**PROBLEM STATEMENT**
Go through the listing and set it down exactly, leaving out its pictures.

═════ MATERIAL PROVIDED ═════

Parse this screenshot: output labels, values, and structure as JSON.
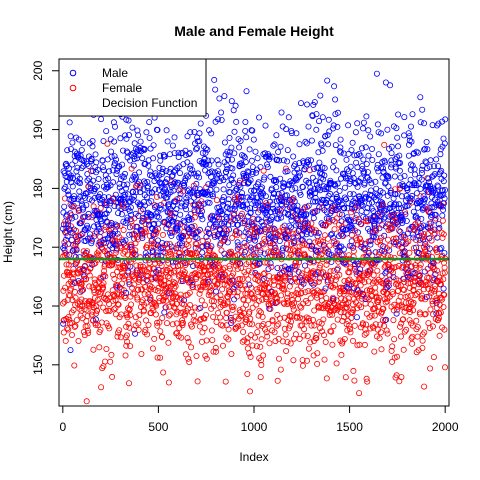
{
  "chart_data": {
    "type": "scatter",
    "title": "Male and Female Height",
    "xlabel": "Index",
    "ylabel": "Height (cm)",
    "xlim": [
      -20,
      2020
    ],
    "ylim": [
      143,
      202
    ],
    "x_ticks": [
      0,
      500,
      1000,
      1500,
      2000
    ],
    "y_ticks": [
      150,
      160,
      170,
      180,
      190,
      200
    ],
    "grid": false,
    "legend": {
      "position": "top-left",
      "entries": [
        "Male",
        "Female",
        "Decision Function"
      ]
    },
    "series": [
      {
        "name": "Male",
        "color": "#0000ff",
        "marker": "open-circle",
        "n_points": 2000,
        "x_range": [
          1,
          2000
        ],
        "mean": 178,
        "sd": 7,
        "sample_points": [
          [
            170,
            198
          ],
          [
            1690,
            198
          ],
          [
            1870,
            195.5
          ],
          [
            845,
            195.7
          ],
          [
            1310,
            194.2
          ],
          [
            2,
            157
          ],
          [
            40,
            152.5
          ]
        ]
      },
      {
        "name": "Female",
        "color": "#ff0000",
        "marker": "open-circle",
        "n_points": 2000,
        "x_range": [
          1,
          2000
        ],
        "mean": 164,
        "sd": 6.5,
        "sample_points": [
          [
            1550,
            145.2
          ],
          [
            200,
            146.2
          ],
          [
            1890,
            146.3
          ],
          [
            1760,
            147.2
          ],
          [
            555,
            147
          ],
          [
            1050,
            183
          ],
          [
            1200,
            178
          ]
        ]
      },
      {
        "name": "Decision Function",
        "color": "#228b22",
        "type": "hline",
        "y": 168
      }
    ]
  }
}
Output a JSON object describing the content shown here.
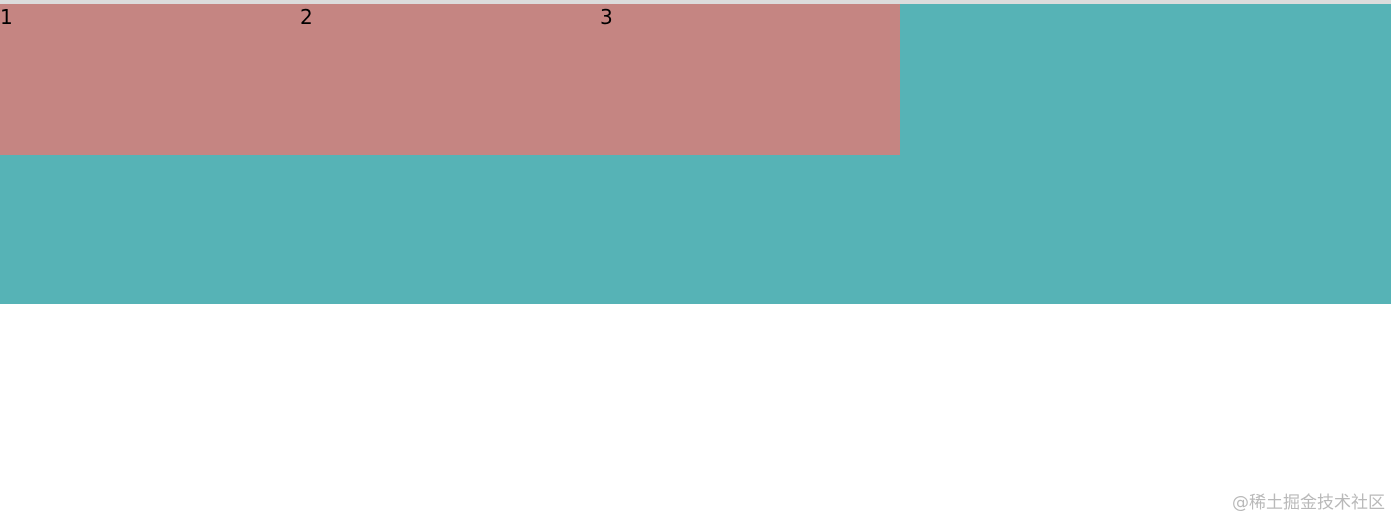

═════

**THE REPLY**
Parse this screenshot: output labels, values, and structure as JSON.
{
  "chart_data": {
    "type": "scatter",
    "title": "Male and Female Height",
    "xlabel": "Index",
    "ylabel": "Height (cm)",
    "xlim": [
      -20,
      2020
    ],
    "ylim": [
      143,
      202
    ],
    "x_ticks": [
      0,
      500,
      1000,
      1500,
      2000
    ],
    "y_ticks": [
      150,
      160,
      170,
      180,
      190,
      200
    ],
    "grid": false,
    "legend": {
      "position": "top-left",
      "entries": [
        "Male",
        "Female",
        "Decision Function"
      ]
    },
    "series": [
      {
        "name": "Male",
        "color": "#0000ff",
        "marker": "open-circle",
        "n_points": 2000,
        "x_range": [
          1,
          2000
        ],
        "mean": 178,
        "sd": 7,
        "sample_points": [
          [
            170,
            198
          ],
          [
            1690,
            198
          ],
          [
            1870,
            195.5
          ],
          [
            845,
            195.7
          ],
          [
            1310,
            194.2
          ],
          [
            2,
            157
          ],
          [
            40,
            152.5
          ]
        ]
      },
      {
        "name": "Female",
        "color": "#ff0000",
        "marker": "open-circle",
        "n_points": 2000,
        "x_range": [
          1,
          2000
        ],
        "mean": 164,
        "sd": 6.5,
        "sample_points": [
          [
            1550,
            145.2
          ],
          [
            200,
            146.2
          ],
          [
            1890,
            146.3
          ],
          [
            1760,
            147.2
          ],
          [
            555,
            147
          ],
          [
            1050,
            183
          ],
          [
            1200,
            178
          ]
        ]
      },
      {
        "name": "Decision Function",
        "color": "#228b22",
        "type": "hline",
        "y": 168
      }
    ]
  }
}
Output a JSON object describing the content shown here.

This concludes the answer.